▶ Direction
Collect all lines below with the string "values".

▶ Data shown
Begin

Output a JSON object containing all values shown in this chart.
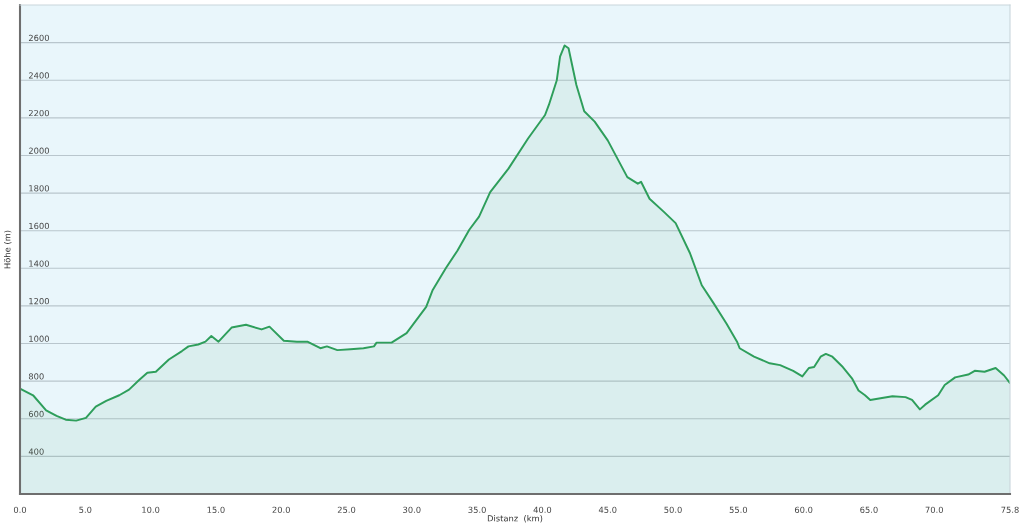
{
  "chart_data": {
    "type": "area",
    "xlabel": "Distanz  (km)",
    "ylabel": "Höhe (m)",
    "x": [
      0,
      1.0,
      2.0,
      2.8,
      3.5,
      4.3,
      5.05,
      5.8,
      6.6,
      7.6,
      8.35,
      9.1,
      9.75,
      10.4,
      11.4,
      12.4,
      12.9,
      13.65,
      14.2,
      14.65,
      15.2,
      16.2,
      17.3,
      18.5,
      19.1,
      20.2,
      21.2,
      22.0,
      23.0,
      23.5,
      24.3,
      25.3,
      26.3,
      27.1,
      27.3,
      28.45,
      29.6,
      31.1,
      31.6,
      32.6,
      33.5,
      34.4,
      35.15,
      36.0,
      37.4,
      38.9,
      40.2,
      40.5,
      41.1,
      41.35,
      41.7,
      42.0,
      42.2,
      42.6,
      43.2,
      44.0,
      45.0,
      46.5,
      47.3,
      47.55,
      48.2,
      49.3,
      50.2,
      51.3,
      52.2,
      53.1,
      54.1,
      54.9,
      55.1,
      56.2,
      57.4,
      58.2,
      59.2,
      59.9,
      60.4,
      60.8,
      61.3,
      61.7,
      62.2,
      63.0,
      63.7,
      64.2,
      64.7,
      65.1,
      66.0,
      66.8,
      67.8,
      68.3,
      68.9,
      69.3,
      70.3,
      70.8,
      71.6,
      72.6,
      73.1,
      73.85,
      74.7,
      75.35,
      75.8
    ],
    "series": [
      {
        "color": "#2e9e5b",
        "values": [
          760,
          725,
          645,
          615,
          595,
          590,
          605,
          665,
          695,
          725,
          755,
          805,
          845,
          850,
          915,
          960,
          985,
          995,
          1010,
          1040,
          1010,
          1085,
          1100,
          1075,
          1090,
          1015,
          1010,
          1010,
          975,
          985,
          965,
          970,
          975,
          985,
          1005,
          1005,
          1055,
          1195,
          1285,
          1400,
          1495,
          1605,
          1675,
          1805,
          1930,
          2090,
          2215,
          2270,
          2400,
          2525,
          2585,
          2570,
          2505,
          2375,
          2235,
          2180,
          2080,
          1885,
          1850,
          1860,
          1770,
          1700,
          1640,
          1480,
          1310,
          1215,
          1105,
          1010,
          975,
          930,
          895,
          885,
          855,
          825,
          870,
          875,
          930,
          945,
          930,
          875,
          815,
          750,
          725,
          700,
          710,
          720,
          715,
          700,
          650,
          675,
          725,
          780,
          820,
          835,
          855,
          850,
          870,
          830,
          790
        ]
      }
    ],
    "xlim": [
      0,
      75.8
    ],
    "ylim": [
      200,
      2800
    ],
    "xticks": [
      {
        "value": 0,
        "label": "0.0"
      },
      {
        "value": 5,
        "label": "5.0"
      },
      {
        "value": 10,
        "label": "10.0"
      },
      {
        "value": 15,
        "label": "15.0"
      },
      {
        "value": 20,
        "label": "20.0"
      },
      {
        "value": 25,
        "label": "25.0"
      },
      {
        "value": 30,
        "label": "30.0"
      },
      {
        "value": 35,
        "label": "35.0"
      },
      {
        "value": 40,
        "label": "40.0"
      },
      {
        "value": 45,
        "label": "45.0"
      },
      {
        "value": 50,
        "label": "50.0"
      },
      {
        "value": 55,
        "label": "55.0"
      },
      {
        "value": 60,
        "label": "60.0"
      },
      {
        "value": 65,
        "label": "65.0"
      },
      {
        "value": 70,
        "label": "70.0"
      },
      75.8
    ],
    "yticks": [
      400,
      600,
      800,
      1000,
      1200,
      1400,
      1600,
      1800,
      2000,
      2200,
      2400,
      2600
    ],
    "grid": "y"
  }
}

End

▶ Answer
Output a JSON object containing all values shown in this chart.
        "values": [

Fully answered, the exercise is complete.